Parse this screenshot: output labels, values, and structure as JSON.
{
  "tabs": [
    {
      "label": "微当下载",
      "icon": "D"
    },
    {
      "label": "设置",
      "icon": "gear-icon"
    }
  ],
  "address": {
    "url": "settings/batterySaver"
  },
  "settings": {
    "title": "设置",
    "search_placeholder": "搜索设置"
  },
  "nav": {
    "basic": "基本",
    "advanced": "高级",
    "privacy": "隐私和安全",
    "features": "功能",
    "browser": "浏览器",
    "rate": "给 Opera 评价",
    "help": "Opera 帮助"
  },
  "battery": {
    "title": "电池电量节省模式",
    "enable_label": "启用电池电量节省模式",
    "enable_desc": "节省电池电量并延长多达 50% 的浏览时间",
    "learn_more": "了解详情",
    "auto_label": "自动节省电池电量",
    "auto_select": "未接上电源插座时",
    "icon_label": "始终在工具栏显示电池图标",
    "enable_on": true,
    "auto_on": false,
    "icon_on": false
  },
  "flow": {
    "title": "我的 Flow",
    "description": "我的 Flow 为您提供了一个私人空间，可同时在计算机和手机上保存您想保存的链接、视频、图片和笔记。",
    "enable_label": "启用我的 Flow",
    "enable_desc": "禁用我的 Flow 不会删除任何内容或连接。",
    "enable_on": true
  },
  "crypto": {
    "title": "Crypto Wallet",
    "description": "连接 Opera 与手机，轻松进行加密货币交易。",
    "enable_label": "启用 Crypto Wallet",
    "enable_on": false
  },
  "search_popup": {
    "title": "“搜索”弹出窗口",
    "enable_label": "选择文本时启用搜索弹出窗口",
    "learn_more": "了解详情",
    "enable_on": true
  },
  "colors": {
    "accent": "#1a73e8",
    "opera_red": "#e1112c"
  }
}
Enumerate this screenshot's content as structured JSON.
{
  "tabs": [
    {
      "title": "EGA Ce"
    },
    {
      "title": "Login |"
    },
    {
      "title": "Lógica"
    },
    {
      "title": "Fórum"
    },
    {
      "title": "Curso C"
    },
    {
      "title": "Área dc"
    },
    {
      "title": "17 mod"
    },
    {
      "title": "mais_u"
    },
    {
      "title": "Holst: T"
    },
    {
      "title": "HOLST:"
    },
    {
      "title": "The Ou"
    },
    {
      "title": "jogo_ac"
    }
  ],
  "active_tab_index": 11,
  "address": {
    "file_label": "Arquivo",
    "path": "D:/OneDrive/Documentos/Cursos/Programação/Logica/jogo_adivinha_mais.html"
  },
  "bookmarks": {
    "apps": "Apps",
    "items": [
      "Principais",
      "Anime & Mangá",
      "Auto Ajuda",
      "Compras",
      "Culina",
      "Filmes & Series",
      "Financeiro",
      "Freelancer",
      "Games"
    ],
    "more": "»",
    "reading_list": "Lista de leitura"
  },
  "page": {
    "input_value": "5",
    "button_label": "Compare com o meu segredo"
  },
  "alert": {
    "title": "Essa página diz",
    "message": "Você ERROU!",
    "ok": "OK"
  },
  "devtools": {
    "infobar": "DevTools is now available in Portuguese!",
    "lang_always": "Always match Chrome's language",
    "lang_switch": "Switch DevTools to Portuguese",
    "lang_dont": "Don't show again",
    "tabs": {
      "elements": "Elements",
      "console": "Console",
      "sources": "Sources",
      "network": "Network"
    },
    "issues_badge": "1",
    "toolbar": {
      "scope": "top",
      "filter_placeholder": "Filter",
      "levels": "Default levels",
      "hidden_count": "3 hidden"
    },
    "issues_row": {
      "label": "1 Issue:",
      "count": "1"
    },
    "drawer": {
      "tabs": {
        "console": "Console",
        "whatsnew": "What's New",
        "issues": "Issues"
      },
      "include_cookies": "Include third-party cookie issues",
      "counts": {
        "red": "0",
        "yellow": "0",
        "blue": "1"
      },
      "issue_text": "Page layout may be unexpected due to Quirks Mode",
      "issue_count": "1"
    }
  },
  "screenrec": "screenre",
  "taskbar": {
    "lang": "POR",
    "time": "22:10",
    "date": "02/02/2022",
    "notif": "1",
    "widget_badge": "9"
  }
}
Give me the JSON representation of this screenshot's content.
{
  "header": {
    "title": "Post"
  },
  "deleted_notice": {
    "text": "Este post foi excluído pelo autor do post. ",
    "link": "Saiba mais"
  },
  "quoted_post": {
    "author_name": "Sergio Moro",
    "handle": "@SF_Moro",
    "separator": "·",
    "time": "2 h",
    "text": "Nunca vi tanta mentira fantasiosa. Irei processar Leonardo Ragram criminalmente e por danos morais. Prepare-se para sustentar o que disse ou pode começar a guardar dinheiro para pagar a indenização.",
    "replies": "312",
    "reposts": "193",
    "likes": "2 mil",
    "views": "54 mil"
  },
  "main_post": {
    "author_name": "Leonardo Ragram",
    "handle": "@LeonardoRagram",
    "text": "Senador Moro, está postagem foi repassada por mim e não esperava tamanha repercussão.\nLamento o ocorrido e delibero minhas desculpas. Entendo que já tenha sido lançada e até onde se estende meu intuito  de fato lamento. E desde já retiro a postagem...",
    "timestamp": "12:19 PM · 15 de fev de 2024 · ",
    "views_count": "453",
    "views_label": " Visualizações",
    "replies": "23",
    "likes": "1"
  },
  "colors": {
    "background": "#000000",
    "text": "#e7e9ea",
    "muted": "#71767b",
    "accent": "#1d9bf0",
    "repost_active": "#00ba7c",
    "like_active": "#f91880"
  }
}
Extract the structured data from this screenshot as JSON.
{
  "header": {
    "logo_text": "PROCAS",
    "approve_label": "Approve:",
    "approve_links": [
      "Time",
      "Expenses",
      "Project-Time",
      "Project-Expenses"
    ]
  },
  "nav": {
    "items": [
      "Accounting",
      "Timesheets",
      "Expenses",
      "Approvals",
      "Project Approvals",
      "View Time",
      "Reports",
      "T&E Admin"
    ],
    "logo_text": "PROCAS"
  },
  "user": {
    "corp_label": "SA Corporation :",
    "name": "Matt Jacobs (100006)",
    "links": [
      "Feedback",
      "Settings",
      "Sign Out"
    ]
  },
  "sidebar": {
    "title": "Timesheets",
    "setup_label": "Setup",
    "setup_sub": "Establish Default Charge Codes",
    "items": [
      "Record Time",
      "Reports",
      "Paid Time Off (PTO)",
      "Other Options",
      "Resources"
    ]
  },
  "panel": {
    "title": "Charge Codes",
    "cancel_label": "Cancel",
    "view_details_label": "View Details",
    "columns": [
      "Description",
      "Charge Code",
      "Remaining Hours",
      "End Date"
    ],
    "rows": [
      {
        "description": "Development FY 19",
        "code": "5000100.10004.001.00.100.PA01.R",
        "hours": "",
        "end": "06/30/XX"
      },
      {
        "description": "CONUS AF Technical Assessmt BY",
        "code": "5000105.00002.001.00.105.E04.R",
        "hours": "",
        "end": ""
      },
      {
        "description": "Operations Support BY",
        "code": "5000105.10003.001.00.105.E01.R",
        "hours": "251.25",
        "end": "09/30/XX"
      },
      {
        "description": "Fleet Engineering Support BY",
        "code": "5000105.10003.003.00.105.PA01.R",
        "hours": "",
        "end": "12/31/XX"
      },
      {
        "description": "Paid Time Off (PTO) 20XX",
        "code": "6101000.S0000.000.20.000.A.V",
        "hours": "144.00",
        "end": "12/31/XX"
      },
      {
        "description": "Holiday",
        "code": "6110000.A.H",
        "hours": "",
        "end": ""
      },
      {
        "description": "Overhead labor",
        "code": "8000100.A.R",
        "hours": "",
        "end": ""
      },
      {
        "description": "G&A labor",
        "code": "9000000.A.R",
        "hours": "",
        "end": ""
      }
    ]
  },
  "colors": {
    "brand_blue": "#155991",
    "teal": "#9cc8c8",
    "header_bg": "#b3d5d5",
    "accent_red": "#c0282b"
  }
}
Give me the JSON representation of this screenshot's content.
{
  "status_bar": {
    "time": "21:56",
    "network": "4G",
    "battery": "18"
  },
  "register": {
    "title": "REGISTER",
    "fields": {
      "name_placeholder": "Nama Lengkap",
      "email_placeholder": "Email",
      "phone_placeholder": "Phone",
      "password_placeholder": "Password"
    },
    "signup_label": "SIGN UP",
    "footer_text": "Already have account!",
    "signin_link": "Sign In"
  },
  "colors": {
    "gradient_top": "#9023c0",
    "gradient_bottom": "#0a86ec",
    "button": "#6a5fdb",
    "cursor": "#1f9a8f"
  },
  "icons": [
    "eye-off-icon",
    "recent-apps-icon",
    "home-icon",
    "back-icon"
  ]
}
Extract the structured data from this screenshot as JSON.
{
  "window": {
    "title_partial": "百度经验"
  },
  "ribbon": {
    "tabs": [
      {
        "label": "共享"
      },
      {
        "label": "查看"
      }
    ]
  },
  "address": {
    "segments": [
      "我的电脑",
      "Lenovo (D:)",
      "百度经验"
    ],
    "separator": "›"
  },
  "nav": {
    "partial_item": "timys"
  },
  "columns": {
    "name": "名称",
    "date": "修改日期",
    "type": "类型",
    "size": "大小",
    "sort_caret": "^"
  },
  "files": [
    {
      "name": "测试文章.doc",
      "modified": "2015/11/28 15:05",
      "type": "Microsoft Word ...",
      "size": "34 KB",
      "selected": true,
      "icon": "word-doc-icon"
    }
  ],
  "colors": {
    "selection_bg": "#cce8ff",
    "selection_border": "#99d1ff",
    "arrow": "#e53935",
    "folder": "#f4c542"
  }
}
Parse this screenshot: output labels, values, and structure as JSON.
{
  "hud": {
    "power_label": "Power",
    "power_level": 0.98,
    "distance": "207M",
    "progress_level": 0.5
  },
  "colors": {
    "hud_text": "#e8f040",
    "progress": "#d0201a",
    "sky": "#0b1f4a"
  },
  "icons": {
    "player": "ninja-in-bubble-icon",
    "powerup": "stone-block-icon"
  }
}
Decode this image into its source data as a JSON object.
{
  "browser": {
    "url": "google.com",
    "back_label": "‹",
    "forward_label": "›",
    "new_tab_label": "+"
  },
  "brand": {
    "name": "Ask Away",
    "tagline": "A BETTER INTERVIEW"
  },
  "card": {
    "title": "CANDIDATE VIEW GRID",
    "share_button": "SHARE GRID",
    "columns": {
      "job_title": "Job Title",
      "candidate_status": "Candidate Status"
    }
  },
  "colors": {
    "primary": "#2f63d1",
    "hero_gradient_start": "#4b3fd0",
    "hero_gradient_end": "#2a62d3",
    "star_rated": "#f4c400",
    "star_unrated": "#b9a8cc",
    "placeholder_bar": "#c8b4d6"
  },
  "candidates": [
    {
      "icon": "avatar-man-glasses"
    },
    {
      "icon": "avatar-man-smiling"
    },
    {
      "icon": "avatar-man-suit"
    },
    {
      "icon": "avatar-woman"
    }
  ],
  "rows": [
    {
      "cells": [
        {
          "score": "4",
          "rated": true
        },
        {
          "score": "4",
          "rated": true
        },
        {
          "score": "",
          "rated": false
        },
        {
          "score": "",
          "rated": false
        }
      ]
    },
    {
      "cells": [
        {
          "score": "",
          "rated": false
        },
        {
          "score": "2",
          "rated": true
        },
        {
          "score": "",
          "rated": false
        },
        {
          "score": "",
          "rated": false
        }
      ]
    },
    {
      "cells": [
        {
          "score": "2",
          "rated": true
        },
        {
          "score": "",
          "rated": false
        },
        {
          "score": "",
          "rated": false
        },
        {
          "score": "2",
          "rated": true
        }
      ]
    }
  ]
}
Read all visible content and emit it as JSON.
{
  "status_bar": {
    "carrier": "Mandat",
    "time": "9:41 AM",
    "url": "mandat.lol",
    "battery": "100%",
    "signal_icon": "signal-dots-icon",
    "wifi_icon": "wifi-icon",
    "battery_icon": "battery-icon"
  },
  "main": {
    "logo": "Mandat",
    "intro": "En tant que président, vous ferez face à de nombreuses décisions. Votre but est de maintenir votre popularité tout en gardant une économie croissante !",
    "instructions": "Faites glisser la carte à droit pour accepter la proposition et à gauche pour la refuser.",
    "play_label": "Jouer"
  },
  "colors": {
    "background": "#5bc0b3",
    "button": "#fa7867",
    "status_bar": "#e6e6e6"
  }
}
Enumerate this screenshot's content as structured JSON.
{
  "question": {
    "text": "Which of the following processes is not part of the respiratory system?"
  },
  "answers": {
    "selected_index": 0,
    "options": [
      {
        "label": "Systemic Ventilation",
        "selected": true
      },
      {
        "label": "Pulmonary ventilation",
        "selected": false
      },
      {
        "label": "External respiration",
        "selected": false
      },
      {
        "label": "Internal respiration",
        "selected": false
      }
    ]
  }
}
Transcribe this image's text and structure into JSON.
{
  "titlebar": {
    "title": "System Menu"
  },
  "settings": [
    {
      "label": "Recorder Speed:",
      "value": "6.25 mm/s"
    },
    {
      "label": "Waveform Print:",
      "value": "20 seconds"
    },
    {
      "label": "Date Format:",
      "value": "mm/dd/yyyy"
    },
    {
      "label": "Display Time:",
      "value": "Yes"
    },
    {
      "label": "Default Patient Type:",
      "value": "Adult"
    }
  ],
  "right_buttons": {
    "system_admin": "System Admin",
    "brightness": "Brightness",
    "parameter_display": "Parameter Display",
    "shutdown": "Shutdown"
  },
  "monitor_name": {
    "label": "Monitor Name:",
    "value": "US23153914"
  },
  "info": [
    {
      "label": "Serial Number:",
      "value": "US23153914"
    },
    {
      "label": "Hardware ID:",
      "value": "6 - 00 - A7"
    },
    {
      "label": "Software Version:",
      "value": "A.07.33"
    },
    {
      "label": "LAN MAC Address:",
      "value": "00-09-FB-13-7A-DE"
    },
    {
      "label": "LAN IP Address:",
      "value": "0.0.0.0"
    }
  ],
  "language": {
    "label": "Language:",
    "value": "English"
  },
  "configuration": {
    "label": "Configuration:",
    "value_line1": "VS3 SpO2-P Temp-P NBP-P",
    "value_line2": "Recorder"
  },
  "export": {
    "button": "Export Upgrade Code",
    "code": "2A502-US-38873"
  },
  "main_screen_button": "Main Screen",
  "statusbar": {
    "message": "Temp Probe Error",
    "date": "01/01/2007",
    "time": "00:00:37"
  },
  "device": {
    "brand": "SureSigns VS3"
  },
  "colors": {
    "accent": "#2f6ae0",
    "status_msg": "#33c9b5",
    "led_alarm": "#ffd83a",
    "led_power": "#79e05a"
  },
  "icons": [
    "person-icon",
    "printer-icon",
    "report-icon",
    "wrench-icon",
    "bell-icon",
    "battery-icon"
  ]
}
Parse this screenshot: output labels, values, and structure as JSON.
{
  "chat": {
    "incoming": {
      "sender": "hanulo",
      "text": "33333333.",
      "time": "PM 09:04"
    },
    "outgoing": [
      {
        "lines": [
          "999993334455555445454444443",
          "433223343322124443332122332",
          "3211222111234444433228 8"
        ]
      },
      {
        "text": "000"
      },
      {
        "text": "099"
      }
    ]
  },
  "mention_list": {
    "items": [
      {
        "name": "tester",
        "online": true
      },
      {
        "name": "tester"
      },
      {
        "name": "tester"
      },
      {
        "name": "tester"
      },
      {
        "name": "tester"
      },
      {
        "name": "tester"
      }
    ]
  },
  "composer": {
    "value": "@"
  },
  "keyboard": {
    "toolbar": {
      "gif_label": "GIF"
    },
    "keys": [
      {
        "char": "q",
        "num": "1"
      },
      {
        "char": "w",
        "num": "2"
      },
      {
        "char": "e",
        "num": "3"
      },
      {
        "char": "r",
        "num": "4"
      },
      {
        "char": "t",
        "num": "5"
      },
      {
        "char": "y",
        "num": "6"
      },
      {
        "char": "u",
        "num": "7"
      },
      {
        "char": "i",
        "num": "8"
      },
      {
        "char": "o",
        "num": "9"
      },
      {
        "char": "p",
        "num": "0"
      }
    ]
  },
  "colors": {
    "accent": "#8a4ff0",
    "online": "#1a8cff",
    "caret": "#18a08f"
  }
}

_ _ _ _ _

**SHORT EXERCISE**
Using the records given above, list every line that includes the word "Wallet".

**FINAL ANSWER**
    "title": "Crypto Wallet",
    "enable_label": "启用 Crypto Wallet",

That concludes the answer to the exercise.